Transcribe the lines below verbatim, skipping the images.

════════════════════

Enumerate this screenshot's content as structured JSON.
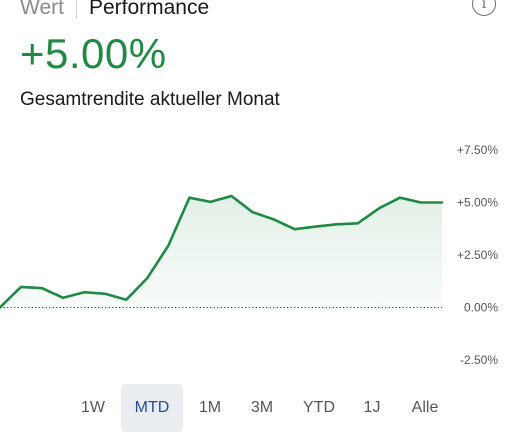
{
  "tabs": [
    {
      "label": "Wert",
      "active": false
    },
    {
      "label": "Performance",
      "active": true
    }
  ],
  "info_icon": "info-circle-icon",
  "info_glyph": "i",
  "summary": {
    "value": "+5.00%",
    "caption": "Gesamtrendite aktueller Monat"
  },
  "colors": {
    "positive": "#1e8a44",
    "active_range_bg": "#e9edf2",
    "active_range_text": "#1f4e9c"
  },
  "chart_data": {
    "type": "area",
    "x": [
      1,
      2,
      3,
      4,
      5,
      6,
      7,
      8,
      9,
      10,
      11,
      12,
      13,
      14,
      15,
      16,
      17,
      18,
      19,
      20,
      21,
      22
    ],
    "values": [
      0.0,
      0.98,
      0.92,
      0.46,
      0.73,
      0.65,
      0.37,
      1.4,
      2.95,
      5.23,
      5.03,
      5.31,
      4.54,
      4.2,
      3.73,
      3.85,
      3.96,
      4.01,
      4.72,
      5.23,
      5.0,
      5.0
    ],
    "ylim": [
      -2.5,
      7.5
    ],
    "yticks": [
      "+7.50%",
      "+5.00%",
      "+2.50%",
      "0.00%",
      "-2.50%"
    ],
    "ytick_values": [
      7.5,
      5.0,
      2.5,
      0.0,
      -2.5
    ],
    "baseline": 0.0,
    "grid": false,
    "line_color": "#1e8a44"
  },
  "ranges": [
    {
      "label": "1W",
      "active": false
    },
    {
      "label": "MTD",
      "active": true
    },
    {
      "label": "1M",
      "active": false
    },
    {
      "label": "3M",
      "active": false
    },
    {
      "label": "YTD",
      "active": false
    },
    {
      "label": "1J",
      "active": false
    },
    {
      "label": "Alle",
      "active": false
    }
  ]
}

════════════════════

**Full response**:
Enumerate this screenshot's content as structured JSON.
{
  "tabs": [
    {
      "label": "Wert",
      "active": false
    },
    {
      "label": "Performance",
      "active": true
    }
  ],
  "info_icon": "info-circle-icon",
  "info_glyph": "i",
  "summary": {
    "value": "+5.00%",
    "caption": "Gesamtrendite aktueller Monat"
  },
  "colors": {
    "positive": "#1e8a44",
    "active_range_bg": "#e9edf2",
    "active_range_text": "#1f4e9c"
  },
  "chart_data": {
    "type": "area",
    "x": [
      1,
      2,
      3,
      4,
      5,
      6,
      7,
      8,
      9,
      10,
      11,
      12,
      13,
      14,
      15,
      16,
      17,
      18,
      19,
      20,
      21,
      22
    ],
    "values": [
      0.0,
      0.98,
      0.92,
      0.46,
      0.73,
      0.65,
      0.37,
      1.4,
      2.95,
      5.23,
      5.03,
      5.31,
      4.54,
      4.2,
      3.73,
      3.85,
      3.96,
      4.01,
      4.72,
      5.23,
      5.0,
      5.0
    ],
    "ylim": [
      -2.5,
      7.5
    ],
    "yticks": [
      "+7.50%",
      "+5.00%",
      "+2.50%",
      "0.00%",
      "-2.50%"
    ],
    "ytick_values": [
      7.5,
      5.0,
      2.5,
      0.0,
      -2.5
    ],
    "baseline": 0.0,
    "grid": false,
    "line_color": "#1e8a44"
  },
  "ranges": [
    {
      "label": "1W",
      "active": false
    },
    {
      "label": "MTD",
      "active": true
    },
    {
      "label": "1M",
      "active": false
    },
    {
      "label": "3M",
      "active": false
    },
    {
      "label": "YTD",
      "active": false
    },
    {
      "label": "1J",
      "active": false
    },
    {
      "label": "Alle",
      "active": false
    }
  ]
}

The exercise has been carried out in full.